* Start Extracted data *
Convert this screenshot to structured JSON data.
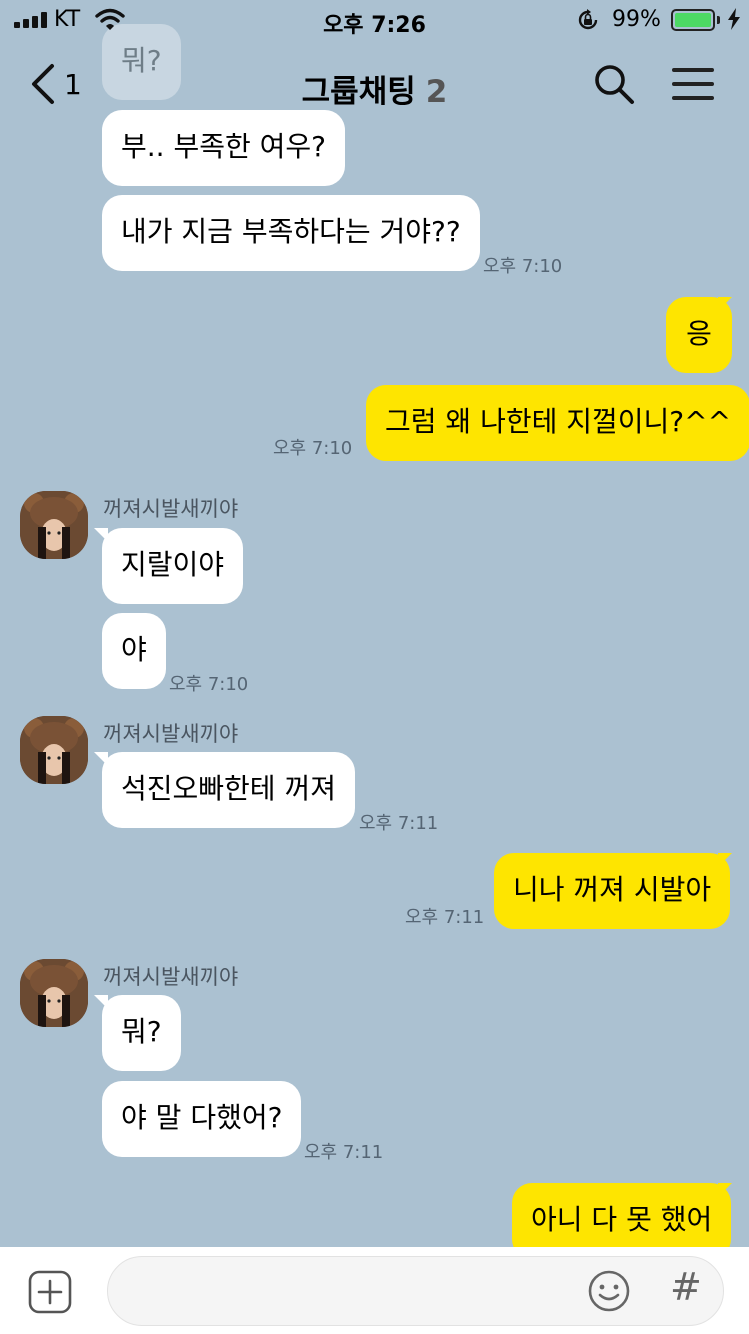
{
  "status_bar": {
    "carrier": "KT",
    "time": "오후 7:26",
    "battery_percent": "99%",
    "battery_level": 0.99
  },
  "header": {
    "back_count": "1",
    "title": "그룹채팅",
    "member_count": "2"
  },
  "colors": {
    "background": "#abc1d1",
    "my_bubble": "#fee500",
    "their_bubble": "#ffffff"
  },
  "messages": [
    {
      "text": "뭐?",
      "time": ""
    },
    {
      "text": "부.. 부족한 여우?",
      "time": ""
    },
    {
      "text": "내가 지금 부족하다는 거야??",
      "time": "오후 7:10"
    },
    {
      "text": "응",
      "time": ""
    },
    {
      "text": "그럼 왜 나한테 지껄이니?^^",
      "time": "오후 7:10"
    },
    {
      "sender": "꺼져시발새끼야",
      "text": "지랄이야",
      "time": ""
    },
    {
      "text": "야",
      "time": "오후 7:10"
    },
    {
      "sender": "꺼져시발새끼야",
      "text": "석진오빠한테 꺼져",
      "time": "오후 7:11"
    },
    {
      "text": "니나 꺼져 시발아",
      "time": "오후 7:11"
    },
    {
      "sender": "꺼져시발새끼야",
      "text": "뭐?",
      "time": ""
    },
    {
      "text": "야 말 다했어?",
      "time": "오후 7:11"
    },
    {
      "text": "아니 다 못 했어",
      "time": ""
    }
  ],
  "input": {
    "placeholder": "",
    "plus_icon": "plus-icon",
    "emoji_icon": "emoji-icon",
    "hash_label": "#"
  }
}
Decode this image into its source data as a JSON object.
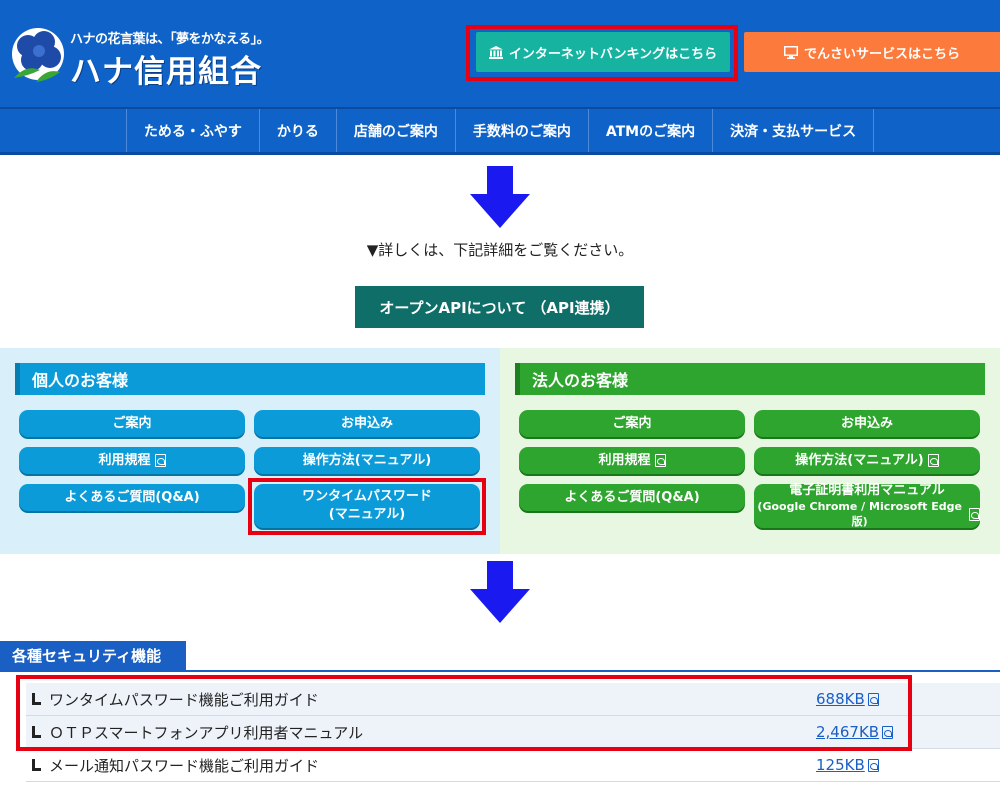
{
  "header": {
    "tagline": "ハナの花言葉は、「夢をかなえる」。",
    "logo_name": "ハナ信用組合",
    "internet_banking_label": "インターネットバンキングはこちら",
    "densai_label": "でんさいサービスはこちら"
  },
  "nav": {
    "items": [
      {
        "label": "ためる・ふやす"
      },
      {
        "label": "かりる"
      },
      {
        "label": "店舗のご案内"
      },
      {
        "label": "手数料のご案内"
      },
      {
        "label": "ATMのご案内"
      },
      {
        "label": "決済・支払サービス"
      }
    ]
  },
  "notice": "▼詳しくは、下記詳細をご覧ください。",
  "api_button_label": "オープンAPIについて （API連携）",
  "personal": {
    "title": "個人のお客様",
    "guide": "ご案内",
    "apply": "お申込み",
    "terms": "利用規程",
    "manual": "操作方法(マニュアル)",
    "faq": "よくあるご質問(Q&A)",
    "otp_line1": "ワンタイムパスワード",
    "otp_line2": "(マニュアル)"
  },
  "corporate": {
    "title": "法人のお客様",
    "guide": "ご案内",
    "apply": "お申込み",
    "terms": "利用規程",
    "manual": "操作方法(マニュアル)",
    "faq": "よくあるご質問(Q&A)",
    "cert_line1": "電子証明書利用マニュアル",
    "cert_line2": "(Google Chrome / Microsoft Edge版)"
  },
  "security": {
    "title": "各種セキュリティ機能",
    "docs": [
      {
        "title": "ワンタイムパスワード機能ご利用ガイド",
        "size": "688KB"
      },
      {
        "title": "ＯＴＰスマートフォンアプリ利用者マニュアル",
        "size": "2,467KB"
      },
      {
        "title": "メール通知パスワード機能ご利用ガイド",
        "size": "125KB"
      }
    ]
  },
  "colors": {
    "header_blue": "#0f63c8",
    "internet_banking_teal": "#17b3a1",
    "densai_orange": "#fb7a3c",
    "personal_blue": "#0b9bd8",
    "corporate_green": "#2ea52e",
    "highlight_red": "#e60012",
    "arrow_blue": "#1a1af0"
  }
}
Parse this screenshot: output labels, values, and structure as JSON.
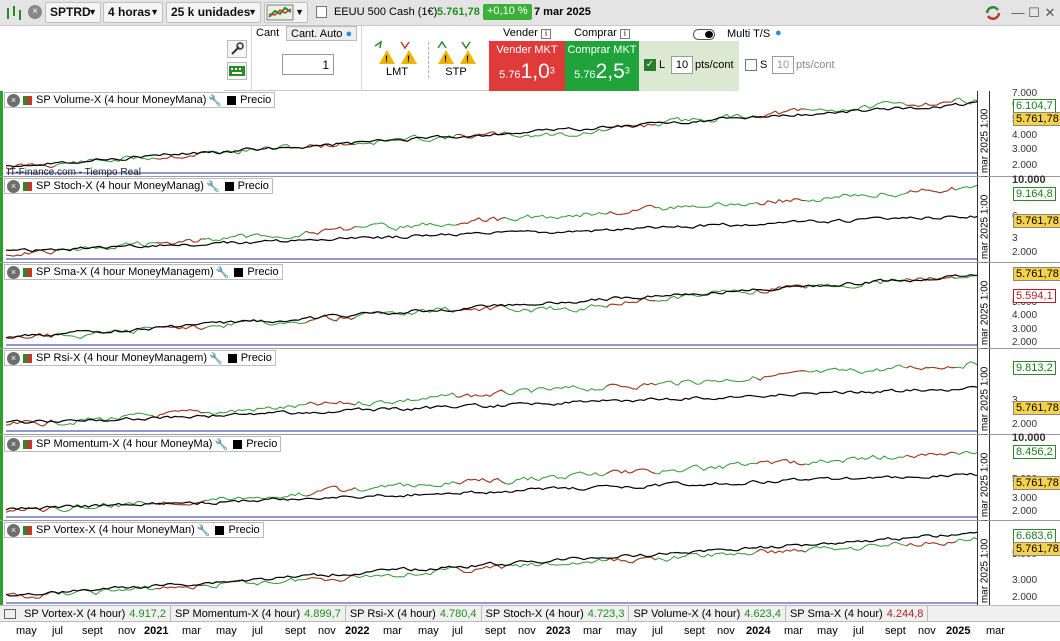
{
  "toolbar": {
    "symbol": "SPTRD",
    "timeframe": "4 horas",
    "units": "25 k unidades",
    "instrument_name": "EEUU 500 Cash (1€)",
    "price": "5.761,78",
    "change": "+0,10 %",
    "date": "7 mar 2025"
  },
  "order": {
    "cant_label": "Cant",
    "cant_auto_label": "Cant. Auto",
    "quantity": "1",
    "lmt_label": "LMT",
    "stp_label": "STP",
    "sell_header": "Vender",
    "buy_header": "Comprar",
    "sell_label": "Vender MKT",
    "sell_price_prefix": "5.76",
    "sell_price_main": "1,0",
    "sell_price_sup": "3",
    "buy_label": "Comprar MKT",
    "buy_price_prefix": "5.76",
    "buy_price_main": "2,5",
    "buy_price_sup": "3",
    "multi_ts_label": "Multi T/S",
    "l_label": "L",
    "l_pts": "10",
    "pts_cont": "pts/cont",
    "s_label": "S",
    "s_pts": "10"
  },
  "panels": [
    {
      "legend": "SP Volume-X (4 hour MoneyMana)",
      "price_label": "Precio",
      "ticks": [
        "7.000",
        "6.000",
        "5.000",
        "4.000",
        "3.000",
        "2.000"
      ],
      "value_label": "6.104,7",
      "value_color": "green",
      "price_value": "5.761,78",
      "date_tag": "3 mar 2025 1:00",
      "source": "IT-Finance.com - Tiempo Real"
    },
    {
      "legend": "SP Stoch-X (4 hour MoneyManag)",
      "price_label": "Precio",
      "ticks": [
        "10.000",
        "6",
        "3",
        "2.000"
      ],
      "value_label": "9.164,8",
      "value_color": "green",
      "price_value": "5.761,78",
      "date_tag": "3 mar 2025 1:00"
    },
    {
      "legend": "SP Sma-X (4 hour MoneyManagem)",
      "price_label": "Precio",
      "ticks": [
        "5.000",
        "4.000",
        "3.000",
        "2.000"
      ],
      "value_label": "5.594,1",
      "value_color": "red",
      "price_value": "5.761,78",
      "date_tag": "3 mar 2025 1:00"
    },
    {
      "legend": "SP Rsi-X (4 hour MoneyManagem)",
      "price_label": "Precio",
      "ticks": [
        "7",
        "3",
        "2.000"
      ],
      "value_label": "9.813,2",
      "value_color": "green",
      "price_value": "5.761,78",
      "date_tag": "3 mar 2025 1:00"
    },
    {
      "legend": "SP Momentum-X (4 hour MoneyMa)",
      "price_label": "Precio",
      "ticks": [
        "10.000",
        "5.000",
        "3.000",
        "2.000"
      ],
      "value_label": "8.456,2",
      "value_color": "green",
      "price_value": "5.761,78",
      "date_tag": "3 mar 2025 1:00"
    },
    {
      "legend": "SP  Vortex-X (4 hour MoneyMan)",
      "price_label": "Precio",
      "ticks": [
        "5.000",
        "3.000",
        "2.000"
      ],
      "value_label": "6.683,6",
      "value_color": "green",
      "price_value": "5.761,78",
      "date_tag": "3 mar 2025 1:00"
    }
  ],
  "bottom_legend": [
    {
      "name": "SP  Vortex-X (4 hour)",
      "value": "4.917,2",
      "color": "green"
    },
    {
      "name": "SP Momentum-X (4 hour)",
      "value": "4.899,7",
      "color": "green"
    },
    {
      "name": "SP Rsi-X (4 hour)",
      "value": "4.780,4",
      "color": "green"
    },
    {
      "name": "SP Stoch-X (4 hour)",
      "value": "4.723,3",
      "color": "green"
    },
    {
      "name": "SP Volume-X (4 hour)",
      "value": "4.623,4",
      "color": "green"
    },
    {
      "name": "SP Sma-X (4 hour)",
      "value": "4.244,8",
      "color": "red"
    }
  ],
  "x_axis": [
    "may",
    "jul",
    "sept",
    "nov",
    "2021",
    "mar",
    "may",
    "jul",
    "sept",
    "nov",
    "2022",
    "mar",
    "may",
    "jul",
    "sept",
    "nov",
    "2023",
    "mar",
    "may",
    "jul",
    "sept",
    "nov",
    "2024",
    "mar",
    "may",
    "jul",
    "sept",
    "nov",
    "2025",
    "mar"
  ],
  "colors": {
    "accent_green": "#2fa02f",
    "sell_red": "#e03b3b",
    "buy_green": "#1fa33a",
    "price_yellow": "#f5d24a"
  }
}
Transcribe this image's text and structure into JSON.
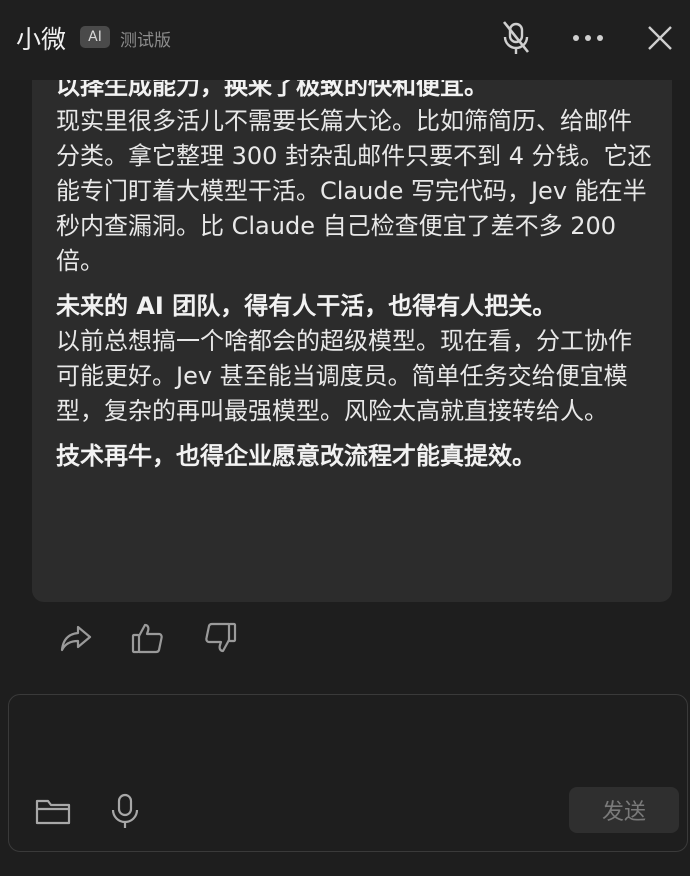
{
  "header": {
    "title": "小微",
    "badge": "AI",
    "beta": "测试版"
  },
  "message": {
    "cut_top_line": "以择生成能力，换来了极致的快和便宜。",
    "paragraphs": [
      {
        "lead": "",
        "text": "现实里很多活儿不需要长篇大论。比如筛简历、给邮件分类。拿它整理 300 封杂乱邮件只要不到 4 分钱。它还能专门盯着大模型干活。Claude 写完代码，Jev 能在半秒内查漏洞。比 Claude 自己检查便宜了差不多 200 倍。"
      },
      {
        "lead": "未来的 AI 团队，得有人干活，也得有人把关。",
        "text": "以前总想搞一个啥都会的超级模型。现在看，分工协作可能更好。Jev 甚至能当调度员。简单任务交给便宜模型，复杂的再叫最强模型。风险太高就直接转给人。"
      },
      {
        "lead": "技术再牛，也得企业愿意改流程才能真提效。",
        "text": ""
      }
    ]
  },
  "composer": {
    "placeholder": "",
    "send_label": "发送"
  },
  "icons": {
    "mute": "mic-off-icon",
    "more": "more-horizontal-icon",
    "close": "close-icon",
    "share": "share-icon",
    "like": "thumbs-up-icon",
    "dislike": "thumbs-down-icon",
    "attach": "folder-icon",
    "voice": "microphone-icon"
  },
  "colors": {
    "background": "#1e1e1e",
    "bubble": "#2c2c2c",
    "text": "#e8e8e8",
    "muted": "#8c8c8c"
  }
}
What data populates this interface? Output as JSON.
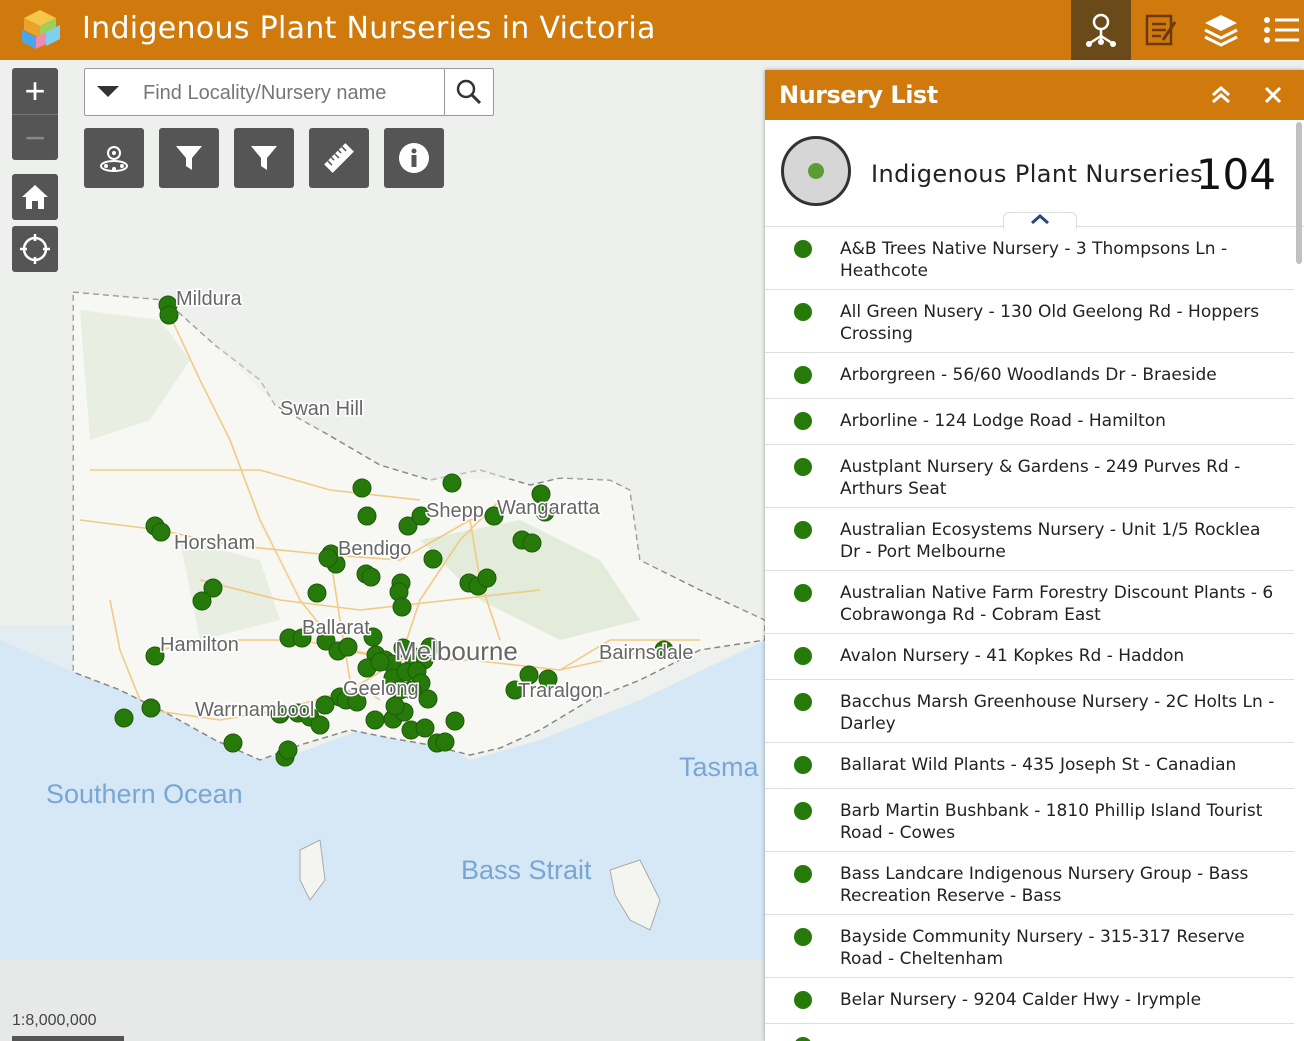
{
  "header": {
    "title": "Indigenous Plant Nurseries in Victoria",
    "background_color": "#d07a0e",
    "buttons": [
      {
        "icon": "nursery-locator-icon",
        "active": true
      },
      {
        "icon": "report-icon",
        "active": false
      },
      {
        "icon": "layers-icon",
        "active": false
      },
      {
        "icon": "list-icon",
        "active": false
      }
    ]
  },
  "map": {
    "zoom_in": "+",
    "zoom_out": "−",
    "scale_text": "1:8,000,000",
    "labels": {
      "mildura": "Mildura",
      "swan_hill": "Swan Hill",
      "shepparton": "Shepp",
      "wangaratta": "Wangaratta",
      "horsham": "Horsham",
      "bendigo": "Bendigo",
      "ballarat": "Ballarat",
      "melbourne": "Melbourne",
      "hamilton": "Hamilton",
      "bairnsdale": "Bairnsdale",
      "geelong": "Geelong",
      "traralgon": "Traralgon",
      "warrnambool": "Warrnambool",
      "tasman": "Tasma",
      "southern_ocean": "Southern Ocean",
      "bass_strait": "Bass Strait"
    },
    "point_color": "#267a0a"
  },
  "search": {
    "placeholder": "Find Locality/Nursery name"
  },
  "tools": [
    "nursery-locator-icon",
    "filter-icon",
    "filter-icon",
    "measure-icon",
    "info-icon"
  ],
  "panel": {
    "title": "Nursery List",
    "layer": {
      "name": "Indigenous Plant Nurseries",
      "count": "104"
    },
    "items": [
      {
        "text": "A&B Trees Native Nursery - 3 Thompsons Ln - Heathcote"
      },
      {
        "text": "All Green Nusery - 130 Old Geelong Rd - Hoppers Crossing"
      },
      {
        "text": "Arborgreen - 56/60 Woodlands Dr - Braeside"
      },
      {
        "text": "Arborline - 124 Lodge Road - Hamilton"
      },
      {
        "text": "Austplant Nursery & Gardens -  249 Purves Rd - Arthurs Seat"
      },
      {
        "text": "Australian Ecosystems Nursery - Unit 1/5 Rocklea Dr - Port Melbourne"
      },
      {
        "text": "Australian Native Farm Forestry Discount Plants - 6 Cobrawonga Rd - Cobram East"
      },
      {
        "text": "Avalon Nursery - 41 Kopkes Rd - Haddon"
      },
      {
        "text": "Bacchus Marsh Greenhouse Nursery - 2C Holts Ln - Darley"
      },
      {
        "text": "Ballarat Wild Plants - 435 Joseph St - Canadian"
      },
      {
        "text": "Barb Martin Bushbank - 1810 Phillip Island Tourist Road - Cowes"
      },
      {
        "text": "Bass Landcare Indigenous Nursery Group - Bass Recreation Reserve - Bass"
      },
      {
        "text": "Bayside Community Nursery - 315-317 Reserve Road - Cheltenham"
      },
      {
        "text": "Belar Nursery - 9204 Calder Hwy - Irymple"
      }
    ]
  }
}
* End Extracted data *
The request
Give the number of lines above in which the word "JSON" occurs, with nothing else.

Answer to the exercise
5